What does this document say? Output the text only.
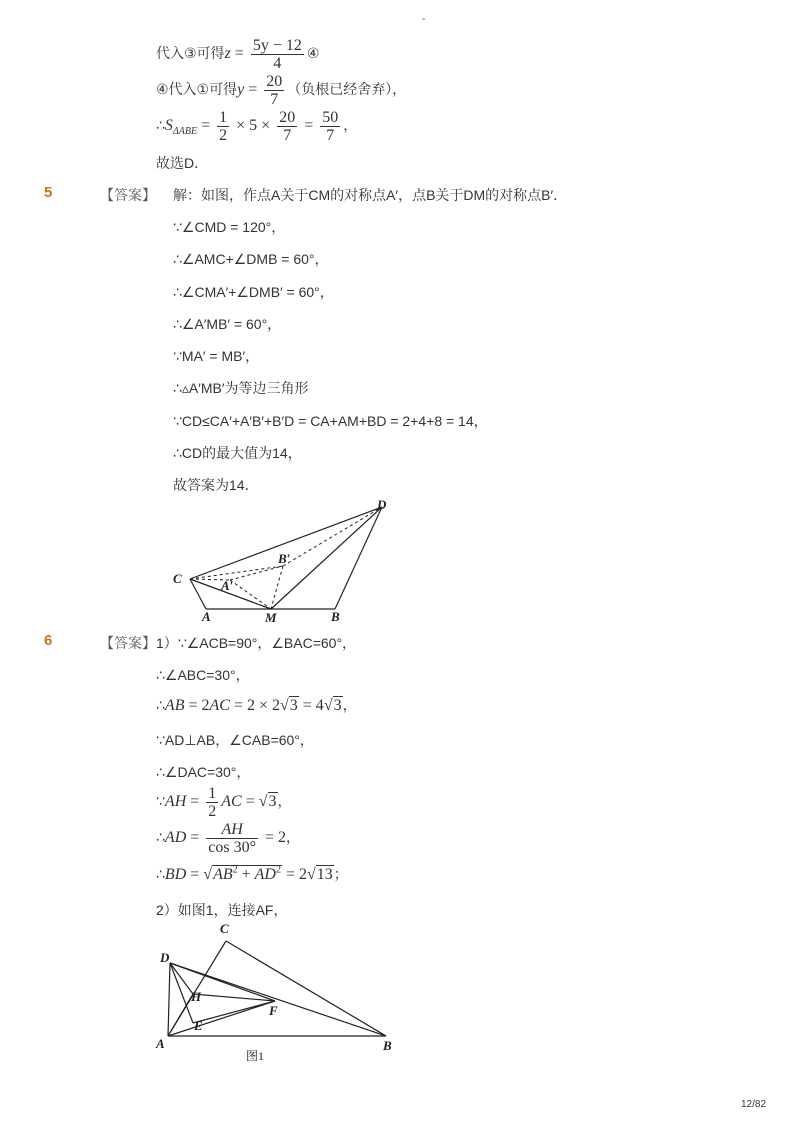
-
代入③可得$z = \frac{5y - 12}{4}$ ④
④代入①可得$y = \frac{20}{7}$ （负根已经舍弃），
$\therefore S_{\Delta ABE} = \frac{1}{2} \times 5 \times \frac{20}{7} = \frac{50}{7}$ ，
故选D．
5	【答案】 解：如图，作点A关于CM的对称点A′，点B关于DM的对称点B′．
∵∠CMD = 120°，
∴∠AMC+∠DMB = 60°，
∴∠CMA′+∠DMB′ = 60°，
∴∠A′MB′ = 60°，
∵MA′ = MB′，
∴▵A′MB′为等边三角形
∵CD≤CA′+A′B′+B′D = CA+AM+BD = 2+4+8 = 14，
∴CD的最大值为14，
故答案为14．
C	A′
B′
D
A	M	B
6	【答案】1）∵∠ACB=90°，∠BAC=60°，
∴∠ABC=30°，
∴AB = 2AC = 2 × 2√3 = 4√3，
∵AD⊥AB，∠CAB=60°，
∴∠DAC=30°，
∵AH = $\frac{1}{2}$ AC = √3，
∴AD = $\frac{AH}{\cos 30^\circ} = 2$，
∴BD = $√AB^2 + AD^2 = 2√13$；
2）如图1，连接AF，
C
D
H
F
E
A	B
图1
12/82
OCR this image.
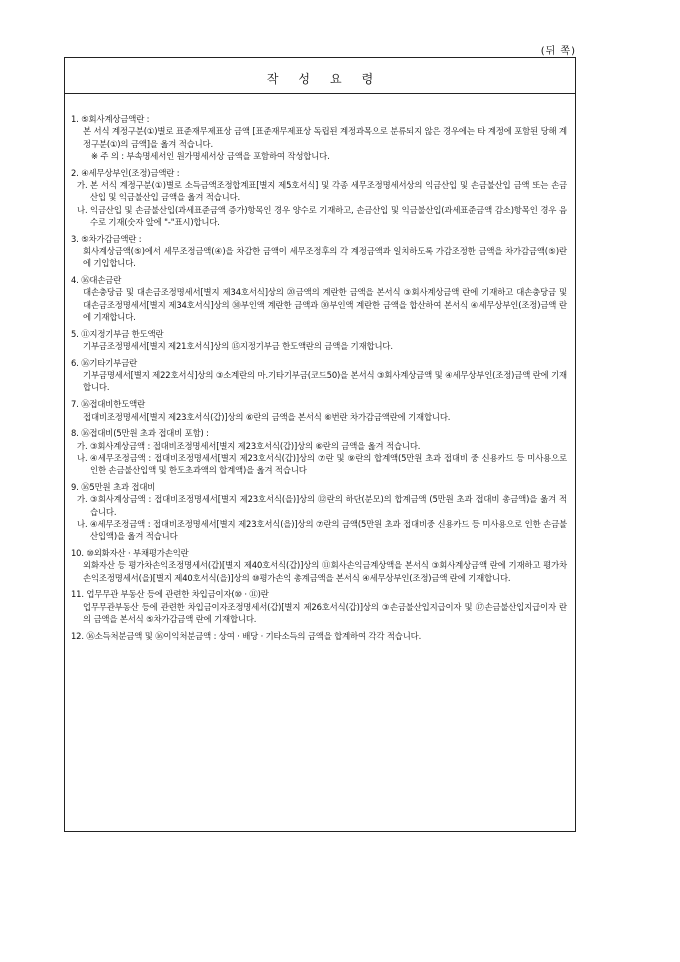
(뒤 쪽)
작성요령
1. ⑤회사계상금액란 :
본 서식 계정구분(①)별로 표준재무제표상 금액 [표준재무제표상 독립된 계정과목으로 분류되지 않은 경우에는 타 계정에 포함된 당해 계정구분(①)의 금액]을 옮겨 적습니다.
※ 주 의 : 부속명세서인 원가명세서상 금액을 포함하여 작성합니다.
2. ④세무상부인(조정)금액란 :
가. 본 서식 계정구분(①)별로 소득금액조정합계표[별지 제5호서식] 및 각종 세무조정명세서상의 익금산입 및 손금불산입 금액 또는 손금산입 및 익금불산입 금액을 옮겨 적습니다.
나. 익금산입 및 손금불산입(과세표준금액 증가)항목인 경우 양수로 기재하고, 손금산입 및 익금불산입(과세표준금액 감소)항목인 경우 음수로 기재(숫자 앞에 "-"표시)합니다.
3. ⑤차가감금액란 :
회사계상금액(⑤)에서 세무조정금액(④)을 차감한 금액이 세무조정후의 각 계정금액과 일치하도록 가감조정한 금액을 차가감금액(⑤)란에 기입합니다.
4. ⑯대손금란
대손충당금 및 대손금조정명세서[별지 제34호서식]상의 ⑳금액의 계란한 금액을 본서식 ③회사계상금액 란에 기재하고 대손충당금 및 대손금조정명세서[별지 제34호서식]상의 ㉚부인액 계란한 금액과 ㉚부인액 계란한 금액을 합산하여 본서식 ④세무상부인(조정)금액 란에 기재합니다.
5. ⑪지정기부금 한도액란
기부금조정명세서[별지 제21호서식]상의 ⑮지정기부금 한도액란의 금액을 기재합니다.
6. ⑯기타기부금란
기부금명세서[별지 제22호서식]상의 ③소계란의 마.기타기부금(코드50)을 본서식 ③회사계상금액 및 ④세무상부인(조정)금액 란에 기재합니다.
7. ⑯접대비한도액란
접대비조정명세서[별지 제23호서식(갑)]상의 ⑥란의 금액을 본서식 ⑥번란 차가감금액란에 기재합니다.
8. ⑯접대비(5만원 초과 접대비 포함) :
가. ③회사계상금액 : 접대비조정명세서[별지 제23호서식(갑)]상의 ⑥란의 금액을 옮겨 적습니다.
나. ④세무조정금액 : 접대비조정명세서[별지 제23호서식(갑)]상의 ⑦란 및 ⑨란의 합계액(5만원 초과 접대비 중 신용카드 등 미사용으로 인한 손금불산입액 및 한도초과액의 합계액)을 옮겨 적습니다
9. ⑯5만원 초과 접대비
가. ③회사계상금액 : 접대비조정명세서[별지 제23호서식(을)]상의 ⑫란의 하단(분모)의 합계금액 (5만원 초과 접대비 총금액)을 옮겨 적습니다.
나. ④세무조정금액 : 접대비조정명세서[별지 제23호서식(을)]상의 ⑦란의 금액(5만원 초과 접대비중 신용카드 등 미사용으로 인한 손금불산입액)을 옮겨 적습니다
10. ⑩외화자산 · 부채평가손익란
외화자산 등 평가차손익조정명세서(갑)[별지 제40호서식(갑)]상의 ⑪회사손익금계상액을 본서식 ③회사계상금액 란에 기재하고 평가차손익조정명세서(을)[별지 제40호서식(을)]상의 ⑩평가손익 총계금액을 본서식 ④세무상부인(조정)금액 란에 기재합니다.
11. 업무무관 부동산 등에 관련한 차입금이자(⑩ · ⑪)란
업무무관부동산 등에 관련한 차입금이자조정명세서(갑)[별지 제26호서식(갑)]상의 ③손금불산입지급이자 및 ⑰손금불산입지급이자 란의 금액을 본서식 ⑤차가감금액 란에 기재합니다.
12. ⑯소득처분금액 및 ⑯이익처분금액 : 상여 · 배당 · 기타소득의 금액을 합계하여 각각 적습니다.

§ TO DO
Repeat the preceding records precisely, and leave every picture out of the copy.

§ ANSWER FOR THE TASK
What does this document say? Output the text only.
-
代入③可得$z = \frac{5y - 12}{4}$ ④
④代入①可得$y = \frac{20}{7}$ （负根已经舍弃），
$\therefore S_{\Delta ABE} = \frac{1}{2} \times 5 \times \frac{20}{7} = \frac{50}{7}$ ，
故选D．
5	【答案】 解：如图，作点A关于CM的对称点A′，点B关于DM的对称点B′．
∵∠CMD = 120°，
∴∠AMC+∠DMB = 60°，
∴∠CMA′+∠DMB′ = 60°，
∴∠A′MB′ = 60°，
∵MA′ = MB′，
∴▵A′MB′为等边三角形
∵CD≤CA′+A′B′+B′D = CA+AM+BD = 2+4+8 = 14，
∴CD的最大值为14，
故答案为14．
C	A′
B′
D
A	M	B
6	【答案】1）∵∠ACB=90°，∠BAC=60°，
∴∠ABC=30°，
∴AB = 2AC = 2 × 2√3 = 4√3，
∵AD⊥AB，∠CAB=60°，
∴∠DAC=30°，
∵AH = $\frac{1}{2}$ AC = √3，
∴AD = $\frac{AH}{\cos 30^\circ} = 2$，
∴BD = $√AB^2 + AD^2 = 2√13$；
2）如图1，连接AF，
C
D
H
F
E
A	B
图1
12/82
OCR this image.
(뒤 쪽)
작성요령
1. ⑤회사계상금액란 :
본 서식 계정구분(①)별로 표준재무제표상 금액 [표준재무제표상 독립된 계정과목으로 분류되지 않은 경우에는 타 계정에 포함된 당해 계정구분(①)의 금액]을 옮겨 적습니다.
※ 주 의 : 부속명세서인 원가명세서상 금액을 포함하여 작성합니다.
2. ④세무상부인(조정)금액란 :
가. 본 서식 계정구분(①)별로 소득금액조정합계표[별지 제5호서식] 및 각종 세무조정명세서상의 익금산입 및 손금불산입 금액 또는 손금산입 및 익금불산입 금액을 옮겨 적습니다.
나. 익금산입 및 손금불산입(과세표준금액 증가)항목인 경우 양수로 기재하고, 손금산입 및 익금불산입(과세표준금액 감소)항목인 경우 음수로 기재(숫자 앞에 "-"표시)합니다.
3. ⑤차가감금액란 :
회사계상금액(⑤)에서 세무조정금액(④)을 차감한 금액이 세무조정후의 각 계정금액과 일치하도록 가감조정한 금액을 차가감금액(⑤)란에 기입합니다.
4. ⑯대손금란
대손충당금 및 대손금조정명세서[별지 제34호서식]상의 ⑳금액의 계란한 금액을 본서식 ③회사계상금액 란에 기재하고 대손충당금 및 대손금조정명세서[별지 제34호서식]상의 ㉚부인액 계란한 금액과 ㉚부인액 계란한 금액을 합산하여 본서식 ④세무상부인(조정)금액 란에 기재합니다.
5. ⑪지정기부금 한도액란
기부금조정명세서[별지 제21호서식]상의 ⑮지정기부금 한도액란의 금액을 기재합니다.
6. ⑯기타기부금란
기부금명세서[별지 제22호서식]상의 ③소계란의 마.기타기부금(코드50)을 본서식 ③회사계상금액 및 ④세무상부인(조정)금액 란에 기재합니다.
7. ⑯접대비한도액란
접대비조정명세서[별지 제23호서식(갑)]상의 ⑥란의 금액을 본서식 ⑥번란 차가감금액란에 기재합니다.
8. ⑯접대비(5만원 초과 접대비 포함) :
가. ③회사계상금액 : 접대비조정명세서[별지 제23호서식(갑)]상의 ⑥란의 금액을 옮겨 적습니다.
나. ④세무조정금액 : 접대비조정명세서[별지 제23호서식(갑)]상의 ⑦란 및 ⑨란의 합계액(5만원 초과 접대비 중 신용카드 등 미사용으로 인한 손금불산입액 및 한도초과액의 합계액)을 옮겨 적습니다
9. ⑯5만원 초과 접대비
가. ③회사계상금액 : 접대비조정명세서[별지 제23호서식(을)]상의 ⑫란의 하단(분모)의 합계금액 (5만원 초과 접대비 총금액)을 옮겨 적습니다.
나. ④세무조정금액 : 접대비조정명세서[별지 제23호서식(을)]상의 ⑦란의 금액(5만원 초과 접대비중 신용카드 등 미사용으로 인한 손금불산입액)을 옮겨 적습니다
10. ⑩외화자산 · 부채평가손익란
외화자산 등 평가차손익조정명세서(갑)[별지 제40호서식(갑)]상의 ⑪회사손익금계상액을 본서식 ③회사계상금액 란에 기재하고 평가차손익조정명세서(을)[별지 제40호서식(을)]상의 ⑩평가손익 총계금액을 본서식 ④세무상부인(조정)금액 란에 기재합니다.
11. 업무무관 부동산 등에 관련한 차입금이자(⑩ · ⑪)란
업무무관부동산 등에 관련한 차입금이자조정명세서(갑)[별지 제26호서식(갑)]상의 ③손금불산입지급이자 및 ⑰손금불산입지급이자 란의 금액을 본서식 ⑤차가감금액 란에 기재합니다.
12. ⑯소득처분금액 및 ⑯이익처분금액 : 상여 · 배당 · 기타소득의 금액을 합계하여 각각 적습니다.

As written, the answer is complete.